## Selected extract
▼▼▼
Robbie Miller is heading up Pronto, which is readying a Level 2 autonomous system for trucks.

Robbie Miller is heading up Pronto, which is readying a Level 2 autonomous system for trucks.

Photo courtesy Pronto

With a new CEO who eschews the hype behind self-driving trucks, autonomous-truck startup Pronto says it plans to roll out its first commercial product to customers this year that will “add a safety layer to commercial trucks.”

Pronto has appointed Robbie Miller as CEO, as co-founder Anthony Levandowski has stepped down in the wake of his arrest for allegedly stealing secrets from a previous employer.

The move comes as Pronto prepares to launch a product it calls Copilot by Pronto, a highway safety system for commercial trucking, offering full adaptive cruise control, automatic emergency braking, and proactive lane centering.

Formerly Pronto’s chief safety officer, Miller has more than a decade of experience in leadership positions at Uber ATG, Otto, and Google self-driving cars.

“Over the past decade working in the AV industry, I’ve seen a focus on delivering hype to the detriment of safety,” Miller said in a press release, which touted the notion of "closing the curtain on safety theater."

“Until Pronto, I had not seen a program come close to delivering a product that makes the roads safer. Pronto is delivering real safety benefits built on world-class tech from a world-class team”

Miller will continue to work closely with Co-Founder and COO Ognen Stojanovski, as the company completes development of its first commercial product, Copilot, and rolls it out to customers this year.

Miller has long been an advocate for building autonomous vehicle programs that reduce the potential for harm to life and property, according to the Pronto announcement. On Dec. 10, 2018, Silicon Valley news site The Information posted a “whistleblower” email that Miller sent to Uber’s executive leadership, urging them to take corrective action inside their autonomous vehicle programs.
▲▲▲
## Questions to answer
1. In the Pronto article, at which three organizations did Robbie Miller hold leadership positions before becoming CEO?
2. Pick up the Pronto article after its final sentence and continue it in the same news style.

## Provided information
▼▼▼
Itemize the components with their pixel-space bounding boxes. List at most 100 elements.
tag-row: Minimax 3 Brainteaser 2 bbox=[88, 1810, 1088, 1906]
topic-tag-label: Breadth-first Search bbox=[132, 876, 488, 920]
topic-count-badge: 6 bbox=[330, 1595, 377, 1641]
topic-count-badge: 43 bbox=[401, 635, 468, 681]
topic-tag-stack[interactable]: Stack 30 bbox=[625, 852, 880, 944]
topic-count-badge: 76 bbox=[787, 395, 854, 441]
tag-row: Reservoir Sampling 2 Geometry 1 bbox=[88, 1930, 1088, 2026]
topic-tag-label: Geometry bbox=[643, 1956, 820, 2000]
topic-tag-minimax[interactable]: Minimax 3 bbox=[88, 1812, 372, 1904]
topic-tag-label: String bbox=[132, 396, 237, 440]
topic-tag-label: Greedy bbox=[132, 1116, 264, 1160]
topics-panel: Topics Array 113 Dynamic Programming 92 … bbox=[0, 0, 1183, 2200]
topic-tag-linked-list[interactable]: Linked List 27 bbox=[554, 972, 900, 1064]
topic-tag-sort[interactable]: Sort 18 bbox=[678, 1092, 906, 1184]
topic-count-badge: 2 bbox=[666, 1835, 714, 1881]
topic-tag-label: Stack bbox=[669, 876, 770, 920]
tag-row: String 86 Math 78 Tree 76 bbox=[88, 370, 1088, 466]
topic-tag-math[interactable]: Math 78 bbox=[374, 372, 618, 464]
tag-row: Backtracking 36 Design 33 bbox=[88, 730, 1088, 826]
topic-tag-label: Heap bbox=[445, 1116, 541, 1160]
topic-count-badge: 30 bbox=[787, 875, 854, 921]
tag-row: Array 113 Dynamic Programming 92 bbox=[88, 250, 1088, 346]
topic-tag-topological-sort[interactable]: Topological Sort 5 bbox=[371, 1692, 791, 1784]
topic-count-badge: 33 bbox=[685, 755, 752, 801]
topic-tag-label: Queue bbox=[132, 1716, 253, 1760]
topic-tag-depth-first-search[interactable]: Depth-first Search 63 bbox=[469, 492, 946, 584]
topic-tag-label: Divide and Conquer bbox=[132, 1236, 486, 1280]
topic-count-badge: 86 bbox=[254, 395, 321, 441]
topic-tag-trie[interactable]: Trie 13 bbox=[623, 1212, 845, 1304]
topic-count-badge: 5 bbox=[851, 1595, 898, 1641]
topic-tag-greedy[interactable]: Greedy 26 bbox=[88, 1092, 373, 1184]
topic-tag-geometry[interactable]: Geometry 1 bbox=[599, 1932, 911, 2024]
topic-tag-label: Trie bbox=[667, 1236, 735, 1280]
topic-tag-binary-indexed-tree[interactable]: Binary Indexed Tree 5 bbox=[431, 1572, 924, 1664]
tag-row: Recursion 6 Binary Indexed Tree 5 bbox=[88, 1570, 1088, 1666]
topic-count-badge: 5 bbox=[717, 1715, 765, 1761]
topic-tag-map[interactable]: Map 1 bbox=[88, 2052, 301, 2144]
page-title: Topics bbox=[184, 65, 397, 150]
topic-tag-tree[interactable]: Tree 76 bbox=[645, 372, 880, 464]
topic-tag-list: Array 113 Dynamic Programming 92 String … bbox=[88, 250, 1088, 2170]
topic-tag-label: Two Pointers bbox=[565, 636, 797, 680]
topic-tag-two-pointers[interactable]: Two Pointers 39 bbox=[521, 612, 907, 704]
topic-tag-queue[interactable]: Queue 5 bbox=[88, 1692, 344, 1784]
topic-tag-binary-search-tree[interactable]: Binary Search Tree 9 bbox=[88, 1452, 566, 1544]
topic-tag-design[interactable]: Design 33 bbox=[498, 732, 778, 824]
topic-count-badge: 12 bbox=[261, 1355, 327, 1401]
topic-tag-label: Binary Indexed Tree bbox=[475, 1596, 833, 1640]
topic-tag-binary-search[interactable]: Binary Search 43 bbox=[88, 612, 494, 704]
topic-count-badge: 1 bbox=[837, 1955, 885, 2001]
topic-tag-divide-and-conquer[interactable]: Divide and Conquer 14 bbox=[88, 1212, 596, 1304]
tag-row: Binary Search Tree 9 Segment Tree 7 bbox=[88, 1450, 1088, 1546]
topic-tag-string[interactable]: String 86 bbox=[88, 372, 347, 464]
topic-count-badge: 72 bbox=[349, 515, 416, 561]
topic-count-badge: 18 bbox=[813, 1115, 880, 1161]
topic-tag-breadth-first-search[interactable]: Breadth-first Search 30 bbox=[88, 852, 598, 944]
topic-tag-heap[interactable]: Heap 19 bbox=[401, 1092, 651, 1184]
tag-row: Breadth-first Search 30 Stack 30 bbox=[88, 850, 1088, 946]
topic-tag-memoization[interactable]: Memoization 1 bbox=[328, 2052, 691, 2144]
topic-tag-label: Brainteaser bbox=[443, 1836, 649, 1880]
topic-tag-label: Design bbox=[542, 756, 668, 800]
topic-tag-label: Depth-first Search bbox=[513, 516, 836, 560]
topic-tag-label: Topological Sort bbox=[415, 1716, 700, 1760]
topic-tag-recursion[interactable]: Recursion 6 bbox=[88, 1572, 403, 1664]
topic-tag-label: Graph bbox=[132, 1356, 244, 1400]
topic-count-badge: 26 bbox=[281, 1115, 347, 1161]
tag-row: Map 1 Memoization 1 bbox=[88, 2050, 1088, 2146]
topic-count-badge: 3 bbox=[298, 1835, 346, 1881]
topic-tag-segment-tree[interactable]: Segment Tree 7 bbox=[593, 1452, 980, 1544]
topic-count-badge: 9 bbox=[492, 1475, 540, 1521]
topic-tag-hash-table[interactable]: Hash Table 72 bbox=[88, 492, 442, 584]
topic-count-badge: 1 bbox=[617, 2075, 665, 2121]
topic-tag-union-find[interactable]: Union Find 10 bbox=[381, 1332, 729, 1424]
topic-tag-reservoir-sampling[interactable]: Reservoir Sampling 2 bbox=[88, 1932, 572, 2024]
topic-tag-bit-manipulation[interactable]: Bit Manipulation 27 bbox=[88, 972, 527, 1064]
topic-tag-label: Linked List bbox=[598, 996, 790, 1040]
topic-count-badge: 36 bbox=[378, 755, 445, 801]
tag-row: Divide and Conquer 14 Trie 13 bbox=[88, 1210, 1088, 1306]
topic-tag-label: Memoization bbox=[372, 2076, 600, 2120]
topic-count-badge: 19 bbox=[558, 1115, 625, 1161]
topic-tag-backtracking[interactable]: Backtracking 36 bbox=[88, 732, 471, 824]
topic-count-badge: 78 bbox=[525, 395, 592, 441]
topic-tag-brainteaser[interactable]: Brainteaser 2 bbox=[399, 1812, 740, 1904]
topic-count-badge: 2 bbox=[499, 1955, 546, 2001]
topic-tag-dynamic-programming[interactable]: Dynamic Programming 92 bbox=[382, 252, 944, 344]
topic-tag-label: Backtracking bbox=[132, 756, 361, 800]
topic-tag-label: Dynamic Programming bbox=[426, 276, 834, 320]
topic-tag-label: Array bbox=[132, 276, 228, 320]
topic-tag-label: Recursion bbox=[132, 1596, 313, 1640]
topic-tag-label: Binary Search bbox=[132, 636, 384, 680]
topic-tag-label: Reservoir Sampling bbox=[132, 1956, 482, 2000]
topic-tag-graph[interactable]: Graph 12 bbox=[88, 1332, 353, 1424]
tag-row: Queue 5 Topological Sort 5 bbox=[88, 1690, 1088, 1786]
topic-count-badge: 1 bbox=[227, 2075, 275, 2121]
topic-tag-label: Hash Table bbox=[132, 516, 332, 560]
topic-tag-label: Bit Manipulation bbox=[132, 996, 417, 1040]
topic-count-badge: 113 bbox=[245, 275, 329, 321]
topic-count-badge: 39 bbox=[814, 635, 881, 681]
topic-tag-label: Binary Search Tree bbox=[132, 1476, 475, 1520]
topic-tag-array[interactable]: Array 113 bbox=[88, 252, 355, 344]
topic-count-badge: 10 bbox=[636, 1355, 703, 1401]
▲▲▲
## Answers for this exercise
1. Uber ATG, Otto, and Google self-driving cars.

2.
According to the Pronto release, Miller continues to be frustrated with an industry he sees as putting marketing milestones ahead of safety.

“The autonomous driving industry needs leaders willing to listen to the safety concerns of their engineers and operators. They need to create a space where these conversations are encouraged. They need to be constantly seeking out answers and when they come across problems, they need to stop what they are doing and fix them,” said Miller. 

Pronto’s first product, Copilot, is a Level 2 autonomous driver assist system that enables commercial truck drivers to benefit from a safer and more comfortable experience. Copilot, which “eschews legacy hardware crutches like Lidar,” according to the company, is a camera- and software-based system that delivers collision avoidance and full-stop emergency braking, lane centering, and adaptive cruise control.

As the technology continues to mature, and drivers become more comfortable with it, Pronto plans to add additional features that will support the driving experience and add additional layers of safety.

Pronto is not the first to announce a Level 2 autonomous system for trucks; Freightliner unveiled such a system on its Cascadia earlier this year with its Detroit Assurance 5.0 system.